Do this: Leave out the pictures and copy the remaining records exactly.

______

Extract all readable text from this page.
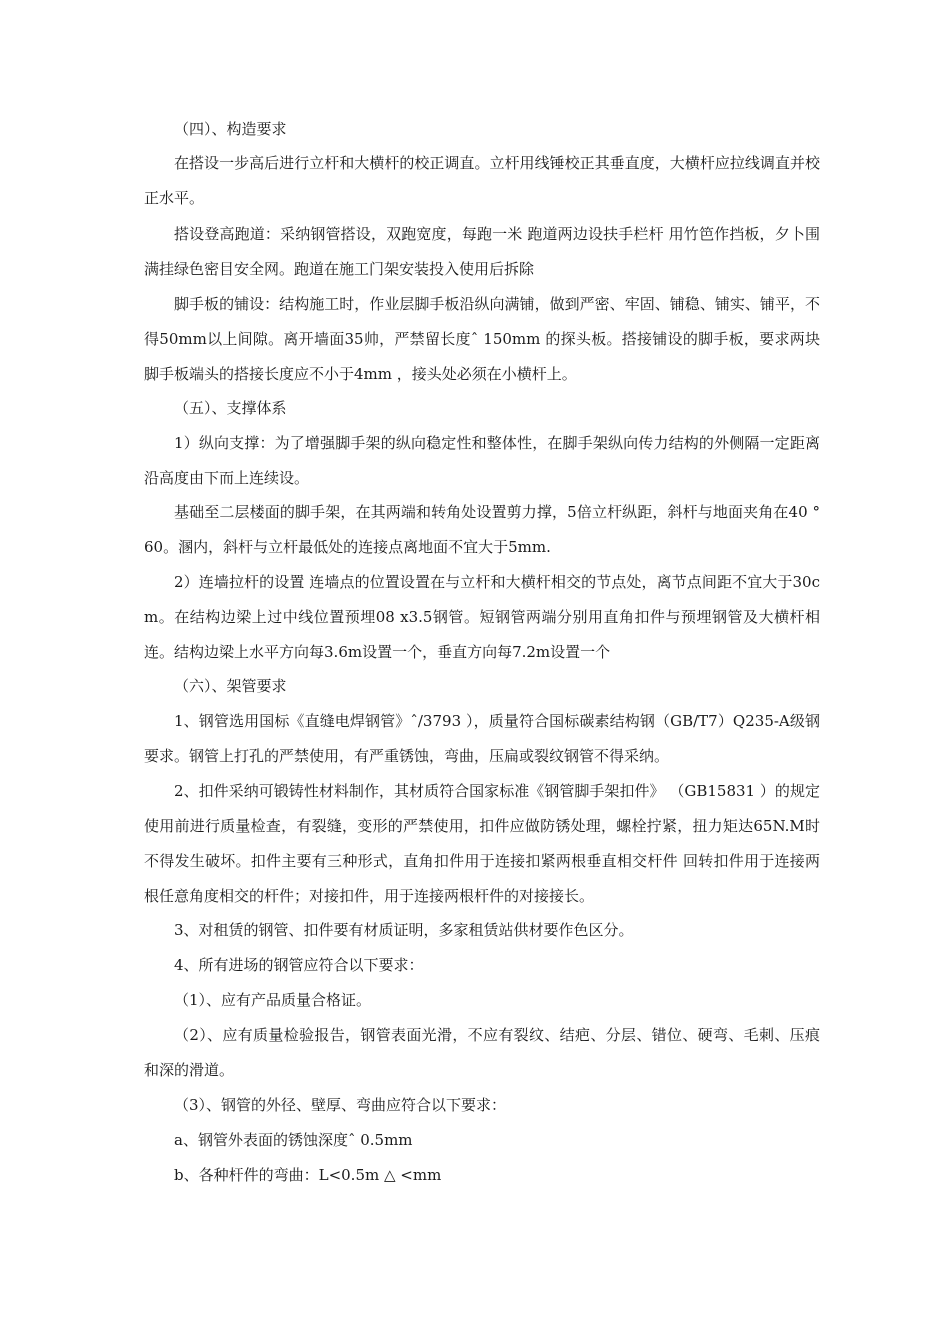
（四）、构造要求

在搭设一步高后进行立杆和大横杆的校正调直。立杆用线锤校正其垂直度，大横杆应拉线调直并校正水平。

搭设登高跑道：采纳钢管搭设，双跑宽度，每跑一米 跑道两边设扶手栏杆 用竹笆作挡板，夕卜围满挂绿色密目安全网。跑道在施工门架安装投入使用后拆除

脚手板的铺设：结构施工时，作业层脚手板沿纵向满铺，做到严密、牢固、铺稳、铺实、铺平，不得50mm以上间隙。离开墙面35帅，严禁留长度ˆ 150mm 的探头板。搭接铺设的脚手板，要求两块脚手板端头的搭接长度应不小于4mm ，接头处必须在小横杆上。

（五）、支撑体系

1）纵向支撑：为了增强脚手架的纵向稳定性和整体性，在脚手架纵向传力结构的外侧隔一定距离沿高度由下而上连续设。

基础至二层楼面的脚手架，在其两端和转角处设置剪力撑，5倍立杆纵距，斜杆与地面夹角在40 ° 60。溷内，斜杆与立杆最低处的连接点离地面不宜大于5mm.

2）连墙拉杆的设置 连墙点的位置设置在与立杆和大横杆相交的节点处，离节点间距不宜大于30cm。在结构边梁上过中线位置预埋08 x3.5钢管。短钢管两端分别用直角扣件与预埋钢管及大横杆相连。结构边梁上水平方向每3.6m设置一个，垂直方向每7.2m设置一个

（六）、架管要求

1、钢管选用国标《直缝电焊钢管》ˆ/3793 ），质量符合国标碳素结构钢（GB/T7）Q235-A级钢要求。钢管上打孔的严禁使用，有严重锈蚀，弯曲，压扁或裂纹钢管不得采纳。

2、扣件采纳可锻铸性材料制作，其材质符合国家标准《钢管脚手架扣件》 （GB15831 ）的规定 使用前进行质量检查，有裂缝，变形的严禁使用，扣件应做防锈处理，螺栓拧紧，扭力矩达65N.M时不得发生破坏。扣件主要有三种形式，直角扣件用于连接扣紧两根垂直相交杆件 回转扣件用于连接两根任意角度相交的杆件；对接扣件，用于连接两根杆件的对接接长。

3、对租赁的钢管、扣件要有材质证明，多家租赁站供材要作色区分。

4、所有进场的钢管应符合以下要求：

（1）、应有产品质量合格证。

（2）、应有质量检验报告，钢管表面光滑，不应有裂纹、结疤、分层、错位、硬弯、毛刺、压痕和深的滑道。

（3）、钢管的外径、壁厚、弯曲应符合以下要求：

a、钢管外表面的锈蚀深度ˆ 0.5mm

b、各种杆件的弯曲：L<0.5m △ <mm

______

Result for this task:
Extract all readable text from this page.
（四）、构造要求

在搭设一步高后进行立杆和大横杆的校正调直。立杆用线锤校正其垂直度，大横杆应拉线调直并校正水平。

搭设登高跑道：采纳钢管搭设，双跑宽度，每跑一米 跑道两边设扶手栏杆 用竹笆作挡板，夕卜围满挂绿色密目安全网。跑道在施工门架安装投入使用后拆除

脚手板的铺设：结构施工时，作业层脚手板沿纵向满铺，做到严密、牢固、铺稳、铺实、铺平，不得50mm以上间隙。离开墙面35帅，严禁留长度ˆ 150mm 的探头板。搭接铺设的脚手板，要求两块脚手板端头的搭接长度应不小于4mm ，接头处必须在小横杆上。

（五）、支撑体系

1）纵向支撑：为了增强脚手架的纵向稳定性和整体性，在脚手架纵向传力结构的外侧隔一定距离沿高度由下而上连续设。

基础至二层楼面的脚手架，在其两端和转角处设置剪力撑，5倍立杆纵距，斜杆与地面夹角在40 ° 60。溷内，斜杆与立杆最低处的连接点离地面不宜大于5mm.

2）连墙拉杆的设置 连墙点的位置设置在与立杆和大横杆相交的节点处，离节点间距不宜大于30cm。在结构边梁上过中线位置预埋08 x3.5钢管。短钢管两端分别用直角扣件与预埋钢管及大横杆相连。结构边梁上水平方向每3.6m设置一个，垂直方向每7.2m设置一个

（六）、架管要求

1、钢管选用国标《直缝电焊钢管》ˆ/3793 ），质量符合国标碳素结构钢（GB/T7）Q235-A级钢要求。钢管上打孔的严禁使用，有严重锈蚀，弯曲，压扁或裂纹钢管不得采纳。

2、扣件采纳可锻铸性材料制作，其材质符合国家标准《钢管脚手架扣件》 （GB15831 ）的规定 使用前进行质量检查，有裂缝，变形的严禁使用，扣件应做防锈处理，螺栓拧紧，扭力矩达65N.M时不得发生破坏。扣件主要有三种形式，直角扣件用于连接扣紧两根垂直相交杆件 回转扣件用于连接两根任意角度相交的杆件；对接扣件，用于连接两根杆件的对接接长。

3、对租赁的钢管、扣件要有材质证明，多家租赁站供材要作色区分。

4、所有进场的钢管应符合以下要求：

（1）、应有产品质量合格证。

（2）、应有质量检验报告，钢管表面光滑，不应有裂纹、结疤、分层、错位、硬弯、毛刺、压痕和深的滑道。

（3）、钢管的外径、壁厚、弯曲应符合以下要求：

a、钢管外表面的锈蚀深度ˆ 0.5mm

b、各种杆件的弯曲：L<0.5m △ <mm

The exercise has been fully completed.